(Lines of data)
Begin
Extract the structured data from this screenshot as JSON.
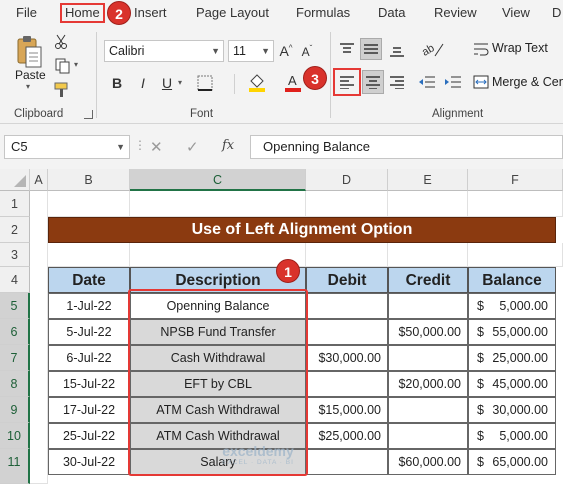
{
  "tabs": [
    "File",
    "Home",
    "Insert",
    "Page Layout",
    "Formulas",
    "Data",
    "Review",
    "View",
    "D"
  ],
  "badges": {
    "one": "1",
    "two": "2",
    "three": "3"
  },
  "clipboard": {
    "paste_label": "Paste",
    "group_label": "Clipboard"
  },
  "font": {
    "name": "Calibri",
    "size": "11",
    "bold": "B",
    "italic": "I",
    "underline": "U",
    "group_label": "Font"
  },
  "alignment": {
    "wrap_text": "Wrap Text",
    "merge_center": "Merge & Cen",
    "group_label": "Alignment"
  },
  "formula_bar": {
    "name_box": "C5",
    "fx": "fx",
    "value": "Openning Balance"
  },
  "columns": [
    "A",
    "B",
    "C",
    "D",
    "E",
    "F"
  ],
  "rows": [
    "1",
    "2",
    "3",
    "4",
    "5",
    "6",
    "7",
    "8",
    "9",
    "10",
    "11"
  ],
  "sheet": {
    "title": "Use of Left Alignment Option",
    "headers": [
      "Date",
      "Description",
      "Debit",
      "Credit",
      "Balance"
    ],
    "records": [
      {
        "date": "1-Jul-22",
        "desc": "Openning Balance",
        "debit": "",
        "credit": "",
        "balance": "5,000.00"
      },
      {
        "date": "5-Jul-22",
        "desc": "NPSB Fund Transfer",
        "debit": "",
        "credit": "$50,000.00",
        "balance": "55,000.00"
      },
      {
        "date": "6-Jul-22",
        "desc": "Cash Withdrawal",
        "debit": "$30,000.00",
        "credit": "",
        "balance": "25,000.00"
      },
      {
        "date": "15-Jul-22",
        "desc": "EFT by CBL",
        "debit": "",
        "credit": "$20,000.00",
        "balance": "45,000.00"
      },
      {
        "date": "17-Jul-22",
        "desc": "ATM Cash Withdrawal",
        "debit": "$15,000.00",
        "credit": "",
        "balance": "30,000.00"
      },
      {
        "date": "25-Jul-22",
        "desc": "ATM Cash Withdrawal",
        "debit": "$25,000.00",
        "credit": "",
        "balance": "5,000.00"
      },
      {
        "date": "30-Jul-22",
        "desc": "Salary",
        "debit": "",
        "credit": "$60,000.00",
        "balance": "65,000.00"
      }
    ],
    "currency_symbol": "$"
  },
  "watermark": {
    "name": "exceldemy",
    "tagline": "EXCEL · DATA · BI"
  },
  "colors": {
    "accent_green": "#217346",
    "title_fill": "#8b3a10",
    "header_fill": "#bcd6ee",
    "highlight_red": "#e53935"
  }
}
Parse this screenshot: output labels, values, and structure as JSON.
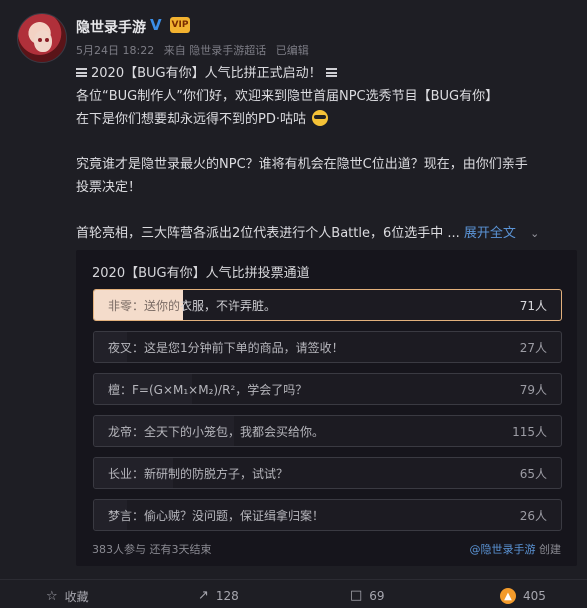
{
  "header": {
    "username": "隐世录手游",
    "verified_mark": "V",
    "vip_badge": "VIP",
    "date": "5月24日 18:22",
    "source": "来自 隐世录手游超话",
    "edited": "已编辑"
  },
  "post": {
    "line1": "2020【BUG有你】人气比拼正式启动！",
    "line2": "各位“BUG制作人”你们好，欢迎来到隐世首届NPC选秀节目【BUG有你】",
    "line3": "在下是你们想要却永远得不到的PD·咕咕",
    "line4": "究竟谁才是隐世录最火的NPC？谁将有机会在隐世C位出道？现在，由你们亲手",
    "line5": "投票决定！",
    "line6": "首轮亮相，三大阵营各派出2位代表进行个人Battle，6位选手中 ...",
    "expand_label": "展开全文",
    "expand_icon": "chevron-down-icon"
  },
  "poll": {
    "title": "2020【BUG有你】人气比拼投票通道",
    "options": [
      {
        "label_dark": "非零：送你的",
        "label_rest": "衣服，不许弄脏。",
        "count": "71人",
        "share": 0.19,
        "selected": true
      },
      {
        "label": "夜叉：这是您1分钟前下单的商品，请签收！",
        "count": "27人",
        "share": 0.07,
        "selected": false
      },
      {
        "label": "檀：F=(G×M₁×M₂)/R²，学会了吗？",
        "count": "79人",
        "share": 0.21,
        "selected": false
      },
      {
        "label": "龙帝：全天下的小笼包，我都会买给你。",
        "count": "115人",
        "share": 0.3,
        "selected": false
      },
      {
        "label": "长业：新研制的防脱方子，试试？",
        "count": "65人",
        "share": 0.17,
        "selected": false
      },
      {
        "label": "梦言：偷心贼？没问题，保证缉拿归案！",
        "count": "26人",
        "share": 0.07,
        "selected": false
      }
    ],
    "footer_left": "383人参与 还有3天结束",
    "footer_account": "@隐世录手游",
    "footer_created": "创建"
  },
  "actions": {
    "favorite_label": "收藏",
    "repost_count": "128",
    "comment_count": "69",
    "like_count": "405"
  },
  "colors": {
    "accent_link": "#5b94d6",
    "selected_border": "#e2b07c",
    "like_orange": "#f39b2b",
    "vip_gold": "#f2b230"
  }
}
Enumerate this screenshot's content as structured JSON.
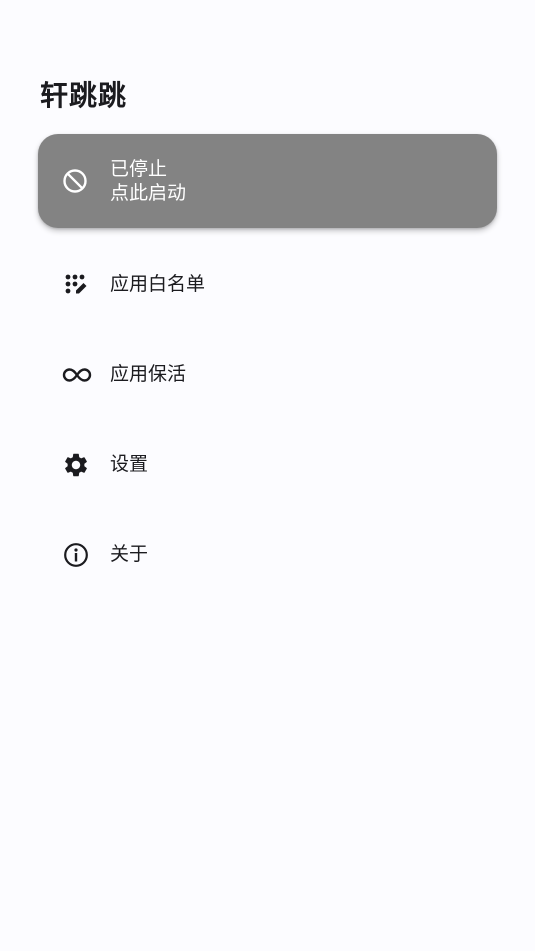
{
  "app": {
    "title": "轩跳跳"
  },
  "status": {
    "line1": "已停止",
    "line2": "点此启动",
    "icon": "block-icon",
    "card_color": "#838383"
  },
  "menu": {
    "items": [
      {
        "label": "应用白名单",
        "icon": "app-registration-icon"
      },
      {
        "label": "应用保活",
        "icon": "infinity-icon"
      },
      {
        "label": "设置",
        "icon": "gear-icon"
      },
      {
        "label": "关于",
        "icon": "info-icon"
      }
    ]
  }
}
End
**Exercise aim**
Each entry should be repeated exactly as it appears; the pictures stay out.

**Full response**
Extract the structured data from this screenshot as JSON.
{
  "tabs": [
    "File",
    "Home",
    "Insert",
    "Page Layout",
    "Formulas",
    "Data",
    "Review",
    "View",
    "D"
  ],
  "badges": {
    "one": "1",
    "two": "2",
    "three": "3"
  },
  "clipboard": {
    "paste_label": "Paste",
    "group_label": "Clipboard"
  },
  "font": {
    "name": "Calibri",
    "size": "11",
    "bold": "B",
    "italic": "I",
    "underline": "U",
    "group_label": "Font"
  },
  "alignment": {
    "wrap_text": "Wrap Text",
    "merge_center": "Merge & Cen",
    "group_label": "Alignment"
  },
  "formula_bar": {
    "name_box": "C5",
    "fx": "fx",
    "value": "Openning Balance"
  },
  "columns": [
    "A",
    "B",
    "C",
    "D",
    "E",
    "F"
  ],
  "rows": [
    "1",
    "2",
    "3",
    "4",
    "5",
    "6",
    "7",
    "8",
    "9",
    "10",
    "11"
  ],
  "sheet": {
    "title": "Use of Left Alignment Option",
    "headers": [
      "Date",
      "Description",
      "Debit",
      "Credit",
      "Balance"
    ],
    "records": [
      {
        "date": "1-Jul-22",
        "desc": "Openning Balance",
        "debit": "",
        "credit": "",
        "balance": "5,000.00"
      },
      {
        "date": "5-Jul-22",
        "desc": "NPSB Fund Transfer",
        "debit": "",
        "credit": "$50,000.00",
        "balance": "55,000.00"
      },
      {
        "date": "6-Jul-22",
        "desc": "Cash Withdrawal",
        "debit": "$30,000.00",
        "credit": "",
        "balance": "25,000.00"
      },
      {
        "date": "15-Jul-22",
        "desc": "EFT by CBL",
        "debit": "",
        "credit": "$20,000.00",
        "balance": "45,000.00"
      },
      {
        "date": "17-Jul-22",
        "desc": "ATM Cash Withdrawal",
        "debit": "$15,000.00",
        "credit": "",
        "balance": "30,000.00"
      },
      {
        "date": "25-Jul-22",
        "desc": "ATM Cash Withdrawal",
        "debit": "$25,000.00",
        "credit": "",
        "balance": "5,000.00"
      },
      {
        "date": "30-Jul-22",
        "desc": "Salary",
        "debit": "",
        "credit": "$60,000.00",
        "balance": "65,000.00"
      }
    ],
    "currency_symbol": "$"
  },
  "watermark": {
    "name": "exceldemy",
    "tagline": "EXCEL · DATA · BI"
  },
  "colors": {
    "accent_green": "#217346",
    "title_fill": "#8b3a10",
    "header_fill": "#bcd6ee",
    "highlight_red": "#e53935"
  }
}
Parse this screenshot: output labels, values, and structure as JSON.
{
  "header": {
    "username": "隐世录手游",
    "verified_mark": "V",
    "vip_badge": "VIP",
    "date": "5月24日 18:22",
    "source": "来自 隐世录手游超话",
    "edited": "已编辑"
  },
  "post": {
    "line1": "2020【BUG有你】人气比拼正式启动！",
    "line2": "各位“BUG制作人”你们好，欢迎来到隐世首届NPC选秀节目【BUG有你】",
    "line3": "在下是你们想要却永远得不到的PD·咕咕",
    "line4": "究竟谁才是隐世录最火的NPC？谁将有机会在隐世C位出道？现在，由你们亲手",
    "line5": "投票决定！",
    "line6": "首轮亮相，三大阵营各派出2位代表进行个人Battle，6位选手中 ...",
    "expand_label": "展开全文",
    "expand_icon": "chevron-down-icon"
  },
  "poll": {
    "title": "2020【BUG有你】人气比拼投票通道",
    "options": [
      {
        "label_dark": "非零：送你的",
        "label_rest": "衣服，不许弄脏。",
        "count": "71人",
        "share": 0.19,
        "selected": true
      },
      {
        "label": "夜叉：这是您1分钟前下单的商品，请签收！",
        "count": "27人",
        "share": 0.07,
        "selected": false
      },
      {
        "label": "檀：F=(G×M₁×M₂)/R²，学会了吗？",
        "count": "79人",
        "share": 0.21,
        "selected": false
      },
      {
        "label": "龙帝：全天下的小笼包，我都会买给你。",
        "count": "115人",
        "share": 0.3,
        "selected": false
      },
      {
        "label": "长业：新研制的防脱方子，试试？",
        "count": "65人",
        "share": 0.17,
        "selected": false
      },
      {
        "label": "梦言：偷心贼？没问题，保证缉拿归案！",
        "count": "26人",
        "share": 0.07,
        "selected": false
      }
    ],
    "footer_left": "383人参与 还有3天结束",
    "footer_account": "@隐世录手游",
    "footer_created": "创建"
  },
  "actions": {
    "favorite_label": "收藏",
    "repost_count": "128",
    "comment_count": "69",
    "like_count": "405"
  },
  "colors": {
    "accent_link": "#5b94d6",
    "selected_border": "#e2b07c",
    "like_orange": "#f39b2b",
    "vip_gold": "#f2b230"
  }
}
Enumerate this screenshot's content as structured JSON.
{
  "app": {
    "title": "轩跳跳"
  },
  "status": {
    "line1": "已停止",
    "line2": "点此启动",
    "icon": "block-icon",
    "card_color": "#838383"
  },
  "menu": {
    "items": [
      {
        "label": "应用白名单",
        "icon": "app-registration-icon"
      },
      {
        "label": "应用保活",
        "icon": "infinity-icon"
      },
      {
        "label": "设置",
        "icon": "gear-icon"
      },
      {
        "label": "关于",
        "icon": "info-icon"
      }
    ]
  }
}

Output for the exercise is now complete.